▶ _Lines of data_:
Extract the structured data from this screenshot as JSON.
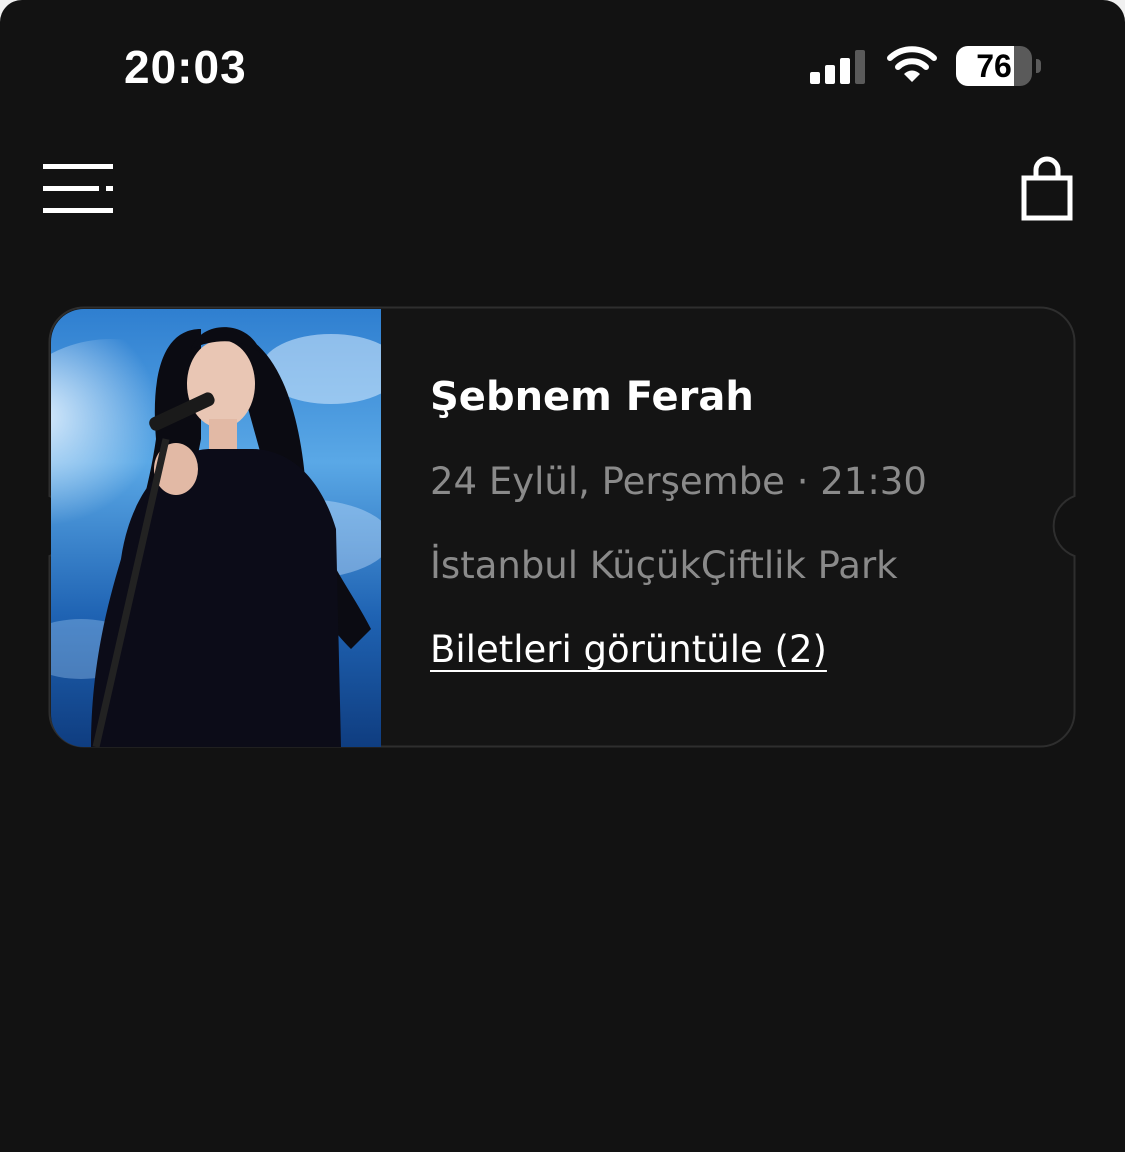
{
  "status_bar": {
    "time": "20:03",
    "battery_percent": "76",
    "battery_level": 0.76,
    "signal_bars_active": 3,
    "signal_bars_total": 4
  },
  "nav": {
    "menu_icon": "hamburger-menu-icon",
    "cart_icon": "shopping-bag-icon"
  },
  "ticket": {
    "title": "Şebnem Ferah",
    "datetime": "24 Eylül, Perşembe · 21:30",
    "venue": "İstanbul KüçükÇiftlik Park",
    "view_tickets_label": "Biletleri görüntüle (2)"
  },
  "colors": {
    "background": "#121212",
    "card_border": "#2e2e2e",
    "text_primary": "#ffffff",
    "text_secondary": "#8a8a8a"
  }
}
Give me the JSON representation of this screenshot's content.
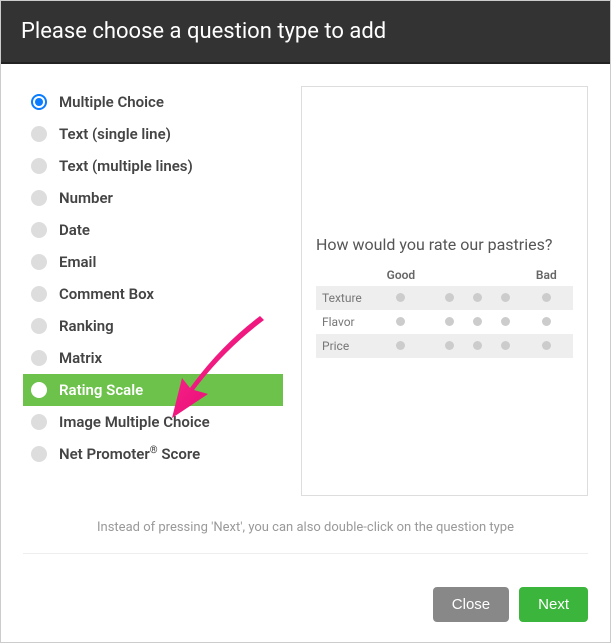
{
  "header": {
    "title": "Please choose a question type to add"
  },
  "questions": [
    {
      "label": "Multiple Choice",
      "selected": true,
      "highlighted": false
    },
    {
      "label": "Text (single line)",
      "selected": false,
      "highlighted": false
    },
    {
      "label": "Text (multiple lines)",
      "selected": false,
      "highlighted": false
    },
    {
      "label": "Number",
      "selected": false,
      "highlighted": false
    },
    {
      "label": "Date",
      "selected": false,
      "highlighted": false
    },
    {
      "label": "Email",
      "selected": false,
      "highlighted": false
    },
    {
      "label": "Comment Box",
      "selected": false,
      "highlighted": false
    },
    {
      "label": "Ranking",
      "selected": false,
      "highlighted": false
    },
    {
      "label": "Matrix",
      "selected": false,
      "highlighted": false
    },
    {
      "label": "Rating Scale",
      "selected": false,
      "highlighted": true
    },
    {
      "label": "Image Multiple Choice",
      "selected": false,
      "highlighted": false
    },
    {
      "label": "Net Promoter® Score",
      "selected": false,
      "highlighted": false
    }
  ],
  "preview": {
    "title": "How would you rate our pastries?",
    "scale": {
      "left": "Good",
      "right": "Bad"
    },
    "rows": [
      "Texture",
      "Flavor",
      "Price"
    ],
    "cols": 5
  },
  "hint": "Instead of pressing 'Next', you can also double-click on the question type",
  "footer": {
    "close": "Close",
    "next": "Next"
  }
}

--

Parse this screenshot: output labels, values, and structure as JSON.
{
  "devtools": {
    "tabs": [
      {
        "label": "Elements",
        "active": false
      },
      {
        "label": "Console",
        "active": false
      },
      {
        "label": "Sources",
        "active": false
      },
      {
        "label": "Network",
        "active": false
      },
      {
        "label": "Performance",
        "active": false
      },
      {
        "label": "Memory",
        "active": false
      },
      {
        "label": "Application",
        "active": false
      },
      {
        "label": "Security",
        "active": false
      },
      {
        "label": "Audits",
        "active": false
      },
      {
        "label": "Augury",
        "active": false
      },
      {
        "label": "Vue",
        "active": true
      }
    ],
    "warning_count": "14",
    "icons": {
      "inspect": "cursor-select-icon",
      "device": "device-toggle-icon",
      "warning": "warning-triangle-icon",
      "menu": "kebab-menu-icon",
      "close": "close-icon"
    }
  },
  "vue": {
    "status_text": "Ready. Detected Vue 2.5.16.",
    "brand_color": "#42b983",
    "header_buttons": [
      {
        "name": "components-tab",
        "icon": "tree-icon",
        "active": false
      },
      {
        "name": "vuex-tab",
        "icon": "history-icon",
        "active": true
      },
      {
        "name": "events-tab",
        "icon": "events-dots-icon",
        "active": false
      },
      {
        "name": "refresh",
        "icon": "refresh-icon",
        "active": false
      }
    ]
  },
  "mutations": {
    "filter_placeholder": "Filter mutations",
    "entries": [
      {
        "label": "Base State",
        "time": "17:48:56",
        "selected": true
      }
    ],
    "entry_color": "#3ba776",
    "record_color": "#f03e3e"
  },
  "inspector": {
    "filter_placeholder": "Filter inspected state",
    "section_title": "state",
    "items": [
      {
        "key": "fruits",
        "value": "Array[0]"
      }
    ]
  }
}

* * *

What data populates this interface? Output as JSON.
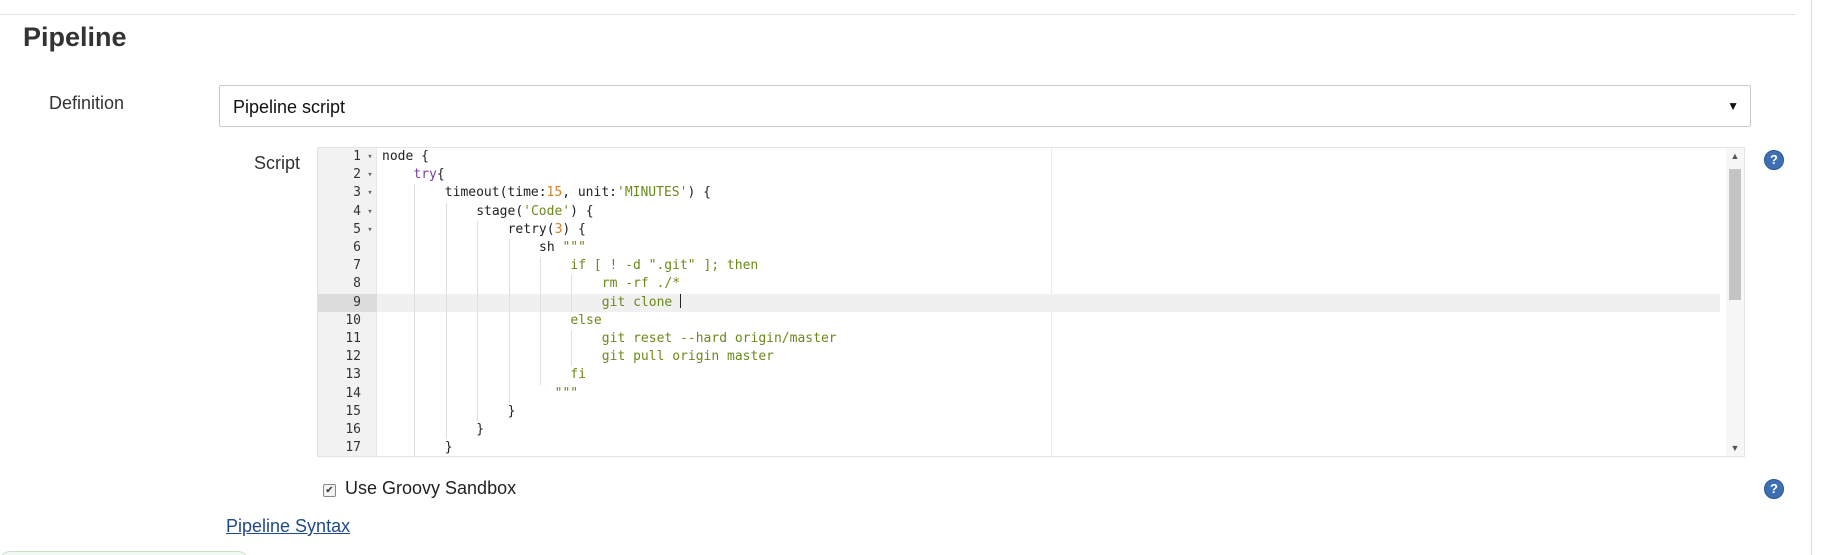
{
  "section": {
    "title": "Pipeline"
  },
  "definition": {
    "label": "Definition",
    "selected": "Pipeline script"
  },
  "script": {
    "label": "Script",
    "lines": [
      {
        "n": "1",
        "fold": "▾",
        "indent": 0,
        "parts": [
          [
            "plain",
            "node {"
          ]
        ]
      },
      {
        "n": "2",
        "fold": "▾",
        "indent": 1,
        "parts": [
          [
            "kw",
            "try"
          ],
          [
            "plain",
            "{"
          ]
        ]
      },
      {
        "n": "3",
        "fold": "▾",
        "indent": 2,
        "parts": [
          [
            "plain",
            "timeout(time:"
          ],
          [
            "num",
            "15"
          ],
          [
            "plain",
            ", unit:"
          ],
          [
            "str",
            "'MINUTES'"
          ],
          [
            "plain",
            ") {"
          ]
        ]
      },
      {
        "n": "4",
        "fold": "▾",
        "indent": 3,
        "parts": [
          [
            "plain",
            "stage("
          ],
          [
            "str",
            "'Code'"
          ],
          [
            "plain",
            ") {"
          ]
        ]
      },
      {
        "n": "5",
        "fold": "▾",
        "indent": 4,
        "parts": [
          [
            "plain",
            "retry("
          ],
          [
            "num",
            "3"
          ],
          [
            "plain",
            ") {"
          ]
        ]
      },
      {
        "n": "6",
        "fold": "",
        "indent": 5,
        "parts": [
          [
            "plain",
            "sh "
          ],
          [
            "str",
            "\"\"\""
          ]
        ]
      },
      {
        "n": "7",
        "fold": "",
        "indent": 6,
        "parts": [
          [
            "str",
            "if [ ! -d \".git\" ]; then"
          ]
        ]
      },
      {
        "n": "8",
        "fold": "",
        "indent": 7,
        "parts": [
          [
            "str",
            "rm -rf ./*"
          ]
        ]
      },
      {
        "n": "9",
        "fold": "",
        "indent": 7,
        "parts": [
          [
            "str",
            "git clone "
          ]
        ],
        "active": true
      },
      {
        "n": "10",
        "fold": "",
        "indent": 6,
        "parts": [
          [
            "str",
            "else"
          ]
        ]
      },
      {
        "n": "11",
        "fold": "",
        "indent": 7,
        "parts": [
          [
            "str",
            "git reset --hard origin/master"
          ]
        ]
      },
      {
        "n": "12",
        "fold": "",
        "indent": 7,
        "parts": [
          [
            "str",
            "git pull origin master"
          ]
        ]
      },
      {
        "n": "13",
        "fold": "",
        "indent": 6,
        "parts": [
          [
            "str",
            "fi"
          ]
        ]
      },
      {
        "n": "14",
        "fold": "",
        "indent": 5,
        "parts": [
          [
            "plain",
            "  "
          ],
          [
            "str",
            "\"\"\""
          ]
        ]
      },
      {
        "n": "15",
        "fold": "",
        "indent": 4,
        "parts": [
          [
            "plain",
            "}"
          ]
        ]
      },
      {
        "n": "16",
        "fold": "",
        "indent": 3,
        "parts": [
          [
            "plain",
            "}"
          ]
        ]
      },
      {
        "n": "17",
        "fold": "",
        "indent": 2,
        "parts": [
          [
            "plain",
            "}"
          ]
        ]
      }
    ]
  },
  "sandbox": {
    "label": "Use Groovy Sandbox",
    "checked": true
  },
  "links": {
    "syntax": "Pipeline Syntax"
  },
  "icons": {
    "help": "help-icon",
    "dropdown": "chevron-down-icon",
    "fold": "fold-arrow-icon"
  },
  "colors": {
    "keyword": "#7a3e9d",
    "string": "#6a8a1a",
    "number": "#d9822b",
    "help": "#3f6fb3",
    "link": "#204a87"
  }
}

▶ _WHAT IS BEING ASKED_:
Identify each line in the entries with the word "JSON" and copy it.

▶ _EXERCISE ANSWER_:
Extract the structured data from this screenshot as JSON.
Give me the JSON representation of this screenshot's content.
Parse this screenshot: output labels, values, and structure as JSON.
What data populates this interface? Output as JSON.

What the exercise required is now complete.